**Records shown**
"""
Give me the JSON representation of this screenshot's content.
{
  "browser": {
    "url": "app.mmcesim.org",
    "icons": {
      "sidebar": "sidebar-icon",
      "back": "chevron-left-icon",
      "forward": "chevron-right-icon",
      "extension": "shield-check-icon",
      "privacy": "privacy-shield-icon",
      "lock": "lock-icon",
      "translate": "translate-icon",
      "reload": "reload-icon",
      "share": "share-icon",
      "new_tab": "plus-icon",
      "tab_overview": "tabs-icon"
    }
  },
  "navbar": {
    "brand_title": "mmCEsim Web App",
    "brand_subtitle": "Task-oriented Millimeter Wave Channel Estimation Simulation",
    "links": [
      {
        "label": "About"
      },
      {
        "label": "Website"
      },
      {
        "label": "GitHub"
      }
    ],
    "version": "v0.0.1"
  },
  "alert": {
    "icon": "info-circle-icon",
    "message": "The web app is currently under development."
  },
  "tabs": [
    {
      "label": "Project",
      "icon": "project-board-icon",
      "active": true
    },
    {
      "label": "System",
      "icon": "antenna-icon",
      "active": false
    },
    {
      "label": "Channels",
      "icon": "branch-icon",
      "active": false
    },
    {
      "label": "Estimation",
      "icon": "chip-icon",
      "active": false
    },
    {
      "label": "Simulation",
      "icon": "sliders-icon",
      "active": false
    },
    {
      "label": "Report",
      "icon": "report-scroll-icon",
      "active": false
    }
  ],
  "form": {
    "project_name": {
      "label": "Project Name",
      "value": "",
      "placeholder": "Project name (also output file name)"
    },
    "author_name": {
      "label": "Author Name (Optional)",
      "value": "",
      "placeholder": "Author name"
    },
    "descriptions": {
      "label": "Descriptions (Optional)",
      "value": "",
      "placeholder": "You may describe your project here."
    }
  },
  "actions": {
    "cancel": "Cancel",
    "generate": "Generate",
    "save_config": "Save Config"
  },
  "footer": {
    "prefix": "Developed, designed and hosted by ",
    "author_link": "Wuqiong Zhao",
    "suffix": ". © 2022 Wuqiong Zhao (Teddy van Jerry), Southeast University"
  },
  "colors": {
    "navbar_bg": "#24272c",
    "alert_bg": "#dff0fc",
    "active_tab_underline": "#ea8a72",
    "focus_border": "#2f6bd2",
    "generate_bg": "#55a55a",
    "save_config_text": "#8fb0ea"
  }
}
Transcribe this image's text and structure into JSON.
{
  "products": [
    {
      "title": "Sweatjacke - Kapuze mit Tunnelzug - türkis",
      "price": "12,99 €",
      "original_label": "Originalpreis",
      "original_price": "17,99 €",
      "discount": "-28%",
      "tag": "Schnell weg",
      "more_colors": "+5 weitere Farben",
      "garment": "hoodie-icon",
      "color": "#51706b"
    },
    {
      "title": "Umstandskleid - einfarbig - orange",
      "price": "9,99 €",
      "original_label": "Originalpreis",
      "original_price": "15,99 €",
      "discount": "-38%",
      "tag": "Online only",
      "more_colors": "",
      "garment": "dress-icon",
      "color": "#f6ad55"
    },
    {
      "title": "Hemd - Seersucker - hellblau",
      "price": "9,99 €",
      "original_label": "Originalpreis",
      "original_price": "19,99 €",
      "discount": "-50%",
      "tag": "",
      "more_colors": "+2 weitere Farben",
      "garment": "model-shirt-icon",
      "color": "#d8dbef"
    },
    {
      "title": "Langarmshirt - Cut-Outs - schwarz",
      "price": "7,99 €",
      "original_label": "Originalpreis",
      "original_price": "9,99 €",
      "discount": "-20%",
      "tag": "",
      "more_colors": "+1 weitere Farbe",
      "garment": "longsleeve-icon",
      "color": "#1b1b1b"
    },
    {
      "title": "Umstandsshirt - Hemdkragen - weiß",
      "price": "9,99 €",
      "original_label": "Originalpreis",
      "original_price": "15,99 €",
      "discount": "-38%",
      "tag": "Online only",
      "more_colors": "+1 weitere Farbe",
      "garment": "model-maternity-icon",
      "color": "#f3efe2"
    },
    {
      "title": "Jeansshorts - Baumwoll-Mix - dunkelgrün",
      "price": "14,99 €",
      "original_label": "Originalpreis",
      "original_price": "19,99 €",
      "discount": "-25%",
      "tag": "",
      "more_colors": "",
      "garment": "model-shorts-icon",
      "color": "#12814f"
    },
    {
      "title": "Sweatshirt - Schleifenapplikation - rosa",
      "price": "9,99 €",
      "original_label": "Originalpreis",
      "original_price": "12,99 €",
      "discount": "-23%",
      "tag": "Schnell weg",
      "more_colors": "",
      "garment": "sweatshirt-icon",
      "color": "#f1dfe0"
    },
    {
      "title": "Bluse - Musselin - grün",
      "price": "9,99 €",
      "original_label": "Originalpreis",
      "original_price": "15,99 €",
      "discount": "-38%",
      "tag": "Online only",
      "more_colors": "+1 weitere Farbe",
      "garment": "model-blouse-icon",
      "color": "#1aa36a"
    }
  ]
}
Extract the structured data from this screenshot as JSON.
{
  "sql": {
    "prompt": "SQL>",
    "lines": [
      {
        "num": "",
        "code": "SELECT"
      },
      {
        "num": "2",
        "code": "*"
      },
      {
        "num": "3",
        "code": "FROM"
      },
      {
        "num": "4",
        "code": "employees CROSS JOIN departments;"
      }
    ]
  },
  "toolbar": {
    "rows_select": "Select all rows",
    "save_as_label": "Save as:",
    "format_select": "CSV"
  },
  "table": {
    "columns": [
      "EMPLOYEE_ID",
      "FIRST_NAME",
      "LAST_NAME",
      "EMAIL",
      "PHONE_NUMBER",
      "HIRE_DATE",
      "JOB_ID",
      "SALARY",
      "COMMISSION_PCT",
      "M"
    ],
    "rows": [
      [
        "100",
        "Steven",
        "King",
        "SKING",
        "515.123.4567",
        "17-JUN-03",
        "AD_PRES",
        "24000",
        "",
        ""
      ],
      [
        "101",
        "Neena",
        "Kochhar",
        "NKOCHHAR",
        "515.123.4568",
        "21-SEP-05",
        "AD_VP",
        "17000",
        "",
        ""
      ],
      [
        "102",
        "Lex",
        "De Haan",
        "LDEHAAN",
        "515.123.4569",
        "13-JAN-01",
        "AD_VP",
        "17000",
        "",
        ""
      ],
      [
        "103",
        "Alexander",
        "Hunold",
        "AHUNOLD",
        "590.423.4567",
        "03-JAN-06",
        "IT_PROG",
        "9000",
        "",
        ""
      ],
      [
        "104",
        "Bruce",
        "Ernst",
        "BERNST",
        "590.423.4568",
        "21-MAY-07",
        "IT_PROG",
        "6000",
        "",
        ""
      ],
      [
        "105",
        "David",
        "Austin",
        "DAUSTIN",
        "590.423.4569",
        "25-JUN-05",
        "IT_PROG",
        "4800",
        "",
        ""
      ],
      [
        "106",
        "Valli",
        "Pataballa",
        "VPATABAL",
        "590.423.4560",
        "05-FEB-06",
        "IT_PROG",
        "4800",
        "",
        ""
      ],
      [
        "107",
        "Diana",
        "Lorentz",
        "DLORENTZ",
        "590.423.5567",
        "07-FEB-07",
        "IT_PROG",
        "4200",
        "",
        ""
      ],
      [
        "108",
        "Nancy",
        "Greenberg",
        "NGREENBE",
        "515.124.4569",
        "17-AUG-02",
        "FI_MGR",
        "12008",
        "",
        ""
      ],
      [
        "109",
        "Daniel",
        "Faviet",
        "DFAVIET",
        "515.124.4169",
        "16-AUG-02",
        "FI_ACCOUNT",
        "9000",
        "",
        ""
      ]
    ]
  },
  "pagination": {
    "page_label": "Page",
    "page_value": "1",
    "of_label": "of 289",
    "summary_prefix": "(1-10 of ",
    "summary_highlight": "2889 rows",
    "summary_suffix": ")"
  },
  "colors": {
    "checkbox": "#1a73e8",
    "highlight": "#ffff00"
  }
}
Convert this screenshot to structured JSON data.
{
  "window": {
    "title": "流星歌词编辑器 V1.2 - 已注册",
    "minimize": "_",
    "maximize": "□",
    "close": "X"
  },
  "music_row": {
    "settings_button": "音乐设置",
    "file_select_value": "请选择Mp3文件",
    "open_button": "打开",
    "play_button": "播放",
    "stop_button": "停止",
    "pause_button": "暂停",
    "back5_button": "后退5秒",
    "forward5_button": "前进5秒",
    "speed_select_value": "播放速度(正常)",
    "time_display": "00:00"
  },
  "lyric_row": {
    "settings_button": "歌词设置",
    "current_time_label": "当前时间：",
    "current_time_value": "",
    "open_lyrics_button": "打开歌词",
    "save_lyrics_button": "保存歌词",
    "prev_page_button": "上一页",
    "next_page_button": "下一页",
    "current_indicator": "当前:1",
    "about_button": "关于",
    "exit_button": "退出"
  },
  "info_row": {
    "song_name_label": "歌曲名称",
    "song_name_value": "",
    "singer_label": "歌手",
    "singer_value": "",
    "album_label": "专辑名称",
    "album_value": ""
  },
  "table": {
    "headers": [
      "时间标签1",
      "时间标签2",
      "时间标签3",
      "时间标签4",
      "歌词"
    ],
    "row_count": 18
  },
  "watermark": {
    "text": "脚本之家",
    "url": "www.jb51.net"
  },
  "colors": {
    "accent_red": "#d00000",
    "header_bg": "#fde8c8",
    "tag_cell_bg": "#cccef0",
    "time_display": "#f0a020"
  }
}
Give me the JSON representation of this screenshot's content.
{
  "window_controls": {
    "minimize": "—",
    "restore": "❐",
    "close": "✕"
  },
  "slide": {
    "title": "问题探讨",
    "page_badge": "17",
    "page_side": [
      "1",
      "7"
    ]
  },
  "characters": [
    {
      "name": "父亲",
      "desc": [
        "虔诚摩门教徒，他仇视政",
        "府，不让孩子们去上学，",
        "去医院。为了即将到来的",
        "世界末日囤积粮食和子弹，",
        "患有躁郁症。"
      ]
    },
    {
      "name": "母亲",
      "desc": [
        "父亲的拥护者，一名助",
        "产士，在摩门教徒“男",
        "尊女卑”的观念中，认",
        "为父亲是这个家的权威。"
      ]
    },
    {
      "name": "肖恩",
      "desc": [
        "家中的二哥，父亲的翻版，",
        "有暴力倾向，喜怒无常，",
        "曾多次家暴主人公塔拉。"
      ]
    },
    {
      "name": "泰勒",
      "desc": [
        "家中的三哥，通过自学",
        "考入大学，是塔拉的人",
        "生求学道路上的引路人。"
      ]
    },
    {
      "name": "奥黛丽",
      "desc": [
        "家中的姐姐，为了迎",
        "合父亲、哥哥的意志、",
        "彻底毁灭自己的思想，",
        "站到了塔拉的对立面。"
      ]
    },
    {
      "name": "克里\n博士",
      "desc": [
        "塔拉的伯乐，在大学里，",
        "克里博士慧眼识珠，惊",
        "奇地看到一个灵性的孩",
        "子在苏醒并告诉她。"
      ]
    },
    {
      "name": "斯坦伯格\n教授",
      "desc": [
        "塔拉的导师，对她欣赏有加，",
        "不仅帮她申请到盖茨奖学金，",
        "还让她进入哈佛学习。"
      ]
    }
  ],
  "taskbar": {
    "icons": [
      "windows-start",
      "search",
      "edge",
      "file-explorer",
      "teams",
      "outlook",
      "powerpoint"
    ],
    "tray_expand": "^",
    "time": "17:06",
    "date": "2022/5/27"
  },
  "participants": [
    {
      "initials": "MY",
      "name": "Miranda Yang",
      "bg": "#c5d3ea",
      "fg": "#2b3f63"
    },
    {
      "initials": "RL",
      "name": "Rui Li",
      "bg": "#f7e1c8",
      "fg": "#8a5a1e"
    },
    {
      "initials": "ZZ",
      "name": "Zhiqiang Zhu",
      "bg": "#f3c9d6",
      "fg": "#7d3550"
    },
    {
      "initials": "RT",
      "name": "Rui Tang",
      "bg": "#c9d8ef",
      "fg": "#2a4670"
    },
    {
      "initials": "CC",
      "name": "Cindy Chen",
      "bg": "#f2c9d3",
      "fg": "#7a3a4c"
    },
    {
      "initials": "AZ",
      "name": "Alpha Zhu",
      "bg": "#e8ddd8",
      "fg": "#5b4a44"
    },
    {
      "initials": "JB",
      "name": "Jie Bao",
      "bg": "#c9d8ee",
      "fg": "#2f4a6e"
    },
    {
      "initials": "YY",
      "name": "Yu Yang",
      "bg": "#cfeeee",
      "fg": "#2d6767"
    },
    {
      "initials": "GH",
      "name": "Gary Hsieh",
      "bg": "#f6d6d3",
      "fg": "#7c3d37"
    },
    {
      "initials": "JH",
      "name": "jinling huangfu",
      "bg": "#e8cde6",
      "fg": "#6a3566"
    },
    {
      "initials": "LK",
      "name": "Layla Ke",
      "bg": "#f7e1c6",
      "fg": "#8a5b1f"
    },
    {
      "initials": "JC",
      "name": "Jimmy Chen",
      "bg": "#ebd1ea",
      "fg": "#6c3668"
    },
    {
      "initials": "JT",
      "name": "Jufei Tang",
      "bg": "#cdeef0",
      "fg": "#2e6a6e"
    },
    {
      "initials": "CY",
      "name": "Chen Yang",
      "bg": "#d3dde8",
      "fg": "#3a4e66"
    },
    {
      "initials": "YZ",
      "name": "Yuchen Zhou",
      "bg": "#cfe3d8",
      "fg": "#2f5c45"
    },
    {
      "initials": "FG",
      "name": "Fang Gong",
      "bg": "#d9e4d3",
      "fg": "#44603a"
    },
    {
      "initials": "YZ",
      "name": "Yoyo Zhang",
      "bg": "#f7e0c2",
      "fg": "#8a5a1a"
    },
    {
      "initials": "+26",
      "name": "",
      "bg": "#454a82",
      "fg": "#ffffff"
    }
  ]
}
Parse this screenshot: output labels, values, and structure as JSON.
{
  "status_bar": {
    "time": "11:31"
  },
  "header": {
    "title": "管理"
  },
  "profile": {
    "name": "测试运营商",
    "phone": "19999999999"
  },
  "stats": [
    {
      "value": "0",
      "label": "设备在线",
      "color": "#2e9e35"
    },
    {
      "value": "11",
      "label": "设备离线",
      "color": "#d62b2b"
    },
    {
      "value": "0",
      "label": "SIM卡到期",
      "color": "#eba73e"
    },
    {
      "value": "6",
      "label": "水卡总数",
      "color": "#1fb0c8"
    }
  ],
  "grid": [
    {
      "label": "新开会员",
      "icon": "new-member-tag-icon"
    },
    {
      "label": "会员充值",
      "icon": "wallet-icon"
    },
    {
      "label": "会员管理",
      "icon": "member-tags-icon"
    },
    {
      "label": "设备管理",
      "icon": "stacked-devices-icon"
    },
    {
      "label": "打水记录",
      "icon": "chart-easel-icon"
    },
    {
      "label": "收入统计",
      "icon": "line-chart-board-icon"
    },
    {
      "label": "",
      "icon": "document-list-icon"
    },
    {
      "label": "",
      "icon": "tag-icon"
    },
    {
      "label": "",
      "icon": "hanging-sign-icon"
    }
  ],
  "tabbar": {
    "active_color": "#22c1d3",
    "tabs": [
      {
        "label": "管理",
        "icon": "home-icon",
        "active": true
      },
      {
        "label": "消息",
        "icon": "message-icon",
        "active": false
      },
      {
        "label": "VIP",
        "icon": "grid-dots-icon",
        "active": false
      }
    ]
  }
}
"""
**Work to do**
Filter the listing above for the string "shield" and copy every matching line.

**Worked answer**
      "extension": "shield-check-icon",
      "privacy": "privacy-shield-icon",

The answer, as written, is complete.